## BEGIN Page excerpt
I dreamed about them too, and I don't even want them! I dreamt that I saw the yellow and blue houses, and the mori in stock and I got them all hahaha.


----------



## SpaceTokki77

Foreverfox said:


> I dreamed about them too, and I don't even want them! I dreamt that I saw the yellow and blue houses, and the mori in stock and I got them all hahaha.


that would be enough to get lots of eggies 
“yellow house for sale. payment options:
-galaxy egg + 2k
-disco egg + 2k
- dreamy egg + eevee egg + 4k”
## END Page excerpt
## BEGIN Material provided
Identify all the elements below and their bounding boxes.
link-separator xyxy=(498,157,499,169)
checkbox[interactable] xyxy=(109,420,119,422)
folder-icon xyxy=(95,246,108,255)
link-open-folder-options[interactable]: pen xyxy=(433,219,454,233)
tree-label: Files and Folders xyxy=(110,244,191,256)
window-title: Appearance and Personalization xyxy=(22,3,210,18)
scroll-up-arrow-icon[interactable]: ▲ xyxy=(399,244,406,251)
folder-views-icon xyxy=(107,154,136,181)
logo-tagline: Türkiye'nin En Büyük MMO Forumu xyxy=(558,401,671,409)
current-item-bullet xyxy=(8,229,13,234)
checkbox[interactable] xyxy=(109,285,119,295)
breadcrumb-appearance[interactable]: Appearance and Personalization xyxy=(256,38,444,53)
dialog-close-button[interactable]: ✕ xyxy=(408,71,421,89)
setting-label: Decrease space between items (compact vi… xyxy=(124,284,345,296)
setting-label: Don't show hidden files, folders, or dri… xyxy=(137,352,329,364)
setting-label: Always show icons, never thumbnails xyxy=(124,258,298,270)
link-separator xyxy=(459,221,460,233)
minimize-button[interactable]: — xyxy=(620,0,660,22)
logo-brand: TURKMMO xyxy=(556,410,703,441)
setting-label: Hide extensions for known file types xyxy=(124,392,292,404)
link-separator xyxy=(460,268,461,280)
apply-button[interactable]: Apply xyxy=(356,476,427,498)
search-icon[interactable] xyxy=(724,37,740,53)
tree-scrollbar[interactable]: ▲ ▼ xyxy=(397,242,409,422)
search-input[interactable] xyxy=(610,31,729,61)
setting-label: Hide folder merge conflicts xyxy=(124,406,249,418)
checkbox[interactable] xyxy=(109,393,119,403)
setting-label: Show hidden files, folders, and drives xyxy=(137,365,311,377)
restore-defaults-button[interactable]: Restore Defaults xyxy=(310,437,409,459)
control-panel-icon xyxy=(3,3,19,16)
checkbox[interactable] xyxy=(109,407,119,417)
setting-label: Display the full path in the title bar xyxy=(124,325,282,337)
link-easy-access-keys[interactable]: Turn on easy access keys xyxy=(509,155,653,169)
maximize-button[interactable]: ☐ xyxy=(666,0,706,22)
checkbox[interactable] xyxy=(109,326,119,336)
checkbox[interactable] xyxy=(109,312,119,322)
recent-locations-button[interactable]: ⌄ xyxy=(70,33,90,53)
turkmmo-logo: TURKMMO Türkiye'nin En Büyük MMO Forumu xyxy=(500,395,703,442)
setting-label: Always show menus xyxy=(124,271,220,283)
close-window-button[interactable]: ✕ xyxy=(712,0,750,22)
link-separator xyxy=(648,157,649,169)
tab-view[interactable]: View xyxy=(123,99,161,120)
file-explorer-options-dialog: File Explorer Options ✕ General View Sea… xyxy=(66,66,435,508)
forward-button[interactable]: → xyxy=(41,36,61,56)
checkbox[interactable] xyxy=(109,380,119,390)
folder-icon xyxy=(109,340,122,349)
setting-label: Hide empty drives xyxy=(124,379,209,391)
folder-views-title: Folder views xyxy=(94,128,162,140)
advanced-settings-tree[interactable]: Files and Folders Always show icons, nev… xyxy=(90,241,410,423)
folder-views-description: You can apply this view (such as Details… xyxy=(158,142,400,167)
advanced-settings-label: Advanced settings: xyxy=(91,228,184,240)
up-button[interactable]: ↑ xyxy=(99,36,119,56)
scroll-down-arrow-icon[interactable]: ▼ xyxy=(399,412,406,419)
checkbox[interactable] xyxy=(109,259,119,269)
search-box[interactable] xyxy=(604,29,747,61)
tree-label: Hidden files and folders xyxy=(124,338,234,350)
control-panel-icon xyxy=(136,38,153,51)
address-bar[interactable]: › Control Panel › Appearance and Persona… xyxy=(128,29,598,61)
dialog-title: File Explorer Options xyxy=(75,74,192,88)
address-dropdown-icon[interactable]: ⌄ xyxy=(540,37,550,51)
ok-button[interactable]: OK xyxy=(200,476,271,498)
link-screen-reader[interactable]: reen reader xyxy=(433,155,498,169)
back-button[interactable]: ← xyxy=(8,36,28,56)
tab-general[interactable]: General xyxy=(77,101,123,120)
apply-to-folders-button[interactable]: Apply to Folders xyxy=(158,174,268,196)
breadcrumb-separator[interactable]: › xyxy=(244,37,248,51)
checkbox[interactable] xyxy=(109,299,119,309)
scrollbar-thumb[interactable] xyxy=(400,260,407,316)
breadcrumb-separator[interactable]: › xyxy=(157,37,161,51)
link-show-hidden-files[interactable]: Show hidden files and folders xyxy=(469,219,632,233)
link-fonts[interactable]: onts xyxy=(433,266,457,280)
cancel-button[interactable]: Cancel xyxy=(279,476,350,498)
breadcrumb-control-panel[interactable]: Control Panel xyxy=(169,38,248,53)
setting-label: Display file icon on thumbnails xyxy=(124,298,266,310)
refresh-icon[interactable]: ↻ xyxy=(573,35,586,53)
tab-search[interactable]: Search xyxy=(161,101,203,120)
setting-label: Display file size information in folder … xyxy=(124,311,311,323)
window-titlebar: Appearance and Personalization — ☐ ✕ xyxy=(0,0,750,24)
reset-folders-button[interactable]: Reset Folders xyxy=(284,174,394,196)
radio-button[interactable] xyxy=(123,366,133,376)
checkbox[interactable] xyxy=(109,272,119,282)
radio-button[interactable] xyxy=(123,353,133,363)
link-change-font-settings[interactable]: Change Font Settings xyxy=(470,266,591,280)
## END Material provided
What you should do:
Answer from the forum excerpt:
1. Which two house colors are mentioned in the dream?
2. Whose post does SpaceTokki77 quote?
3. Which payment option includes an eevee egg?
The items have no connection to the forum excerpt.

Expected answer:
1. Yellow and blue.
2. Foreverfox's.
3. Dreamy egg + eevee egg + 4k.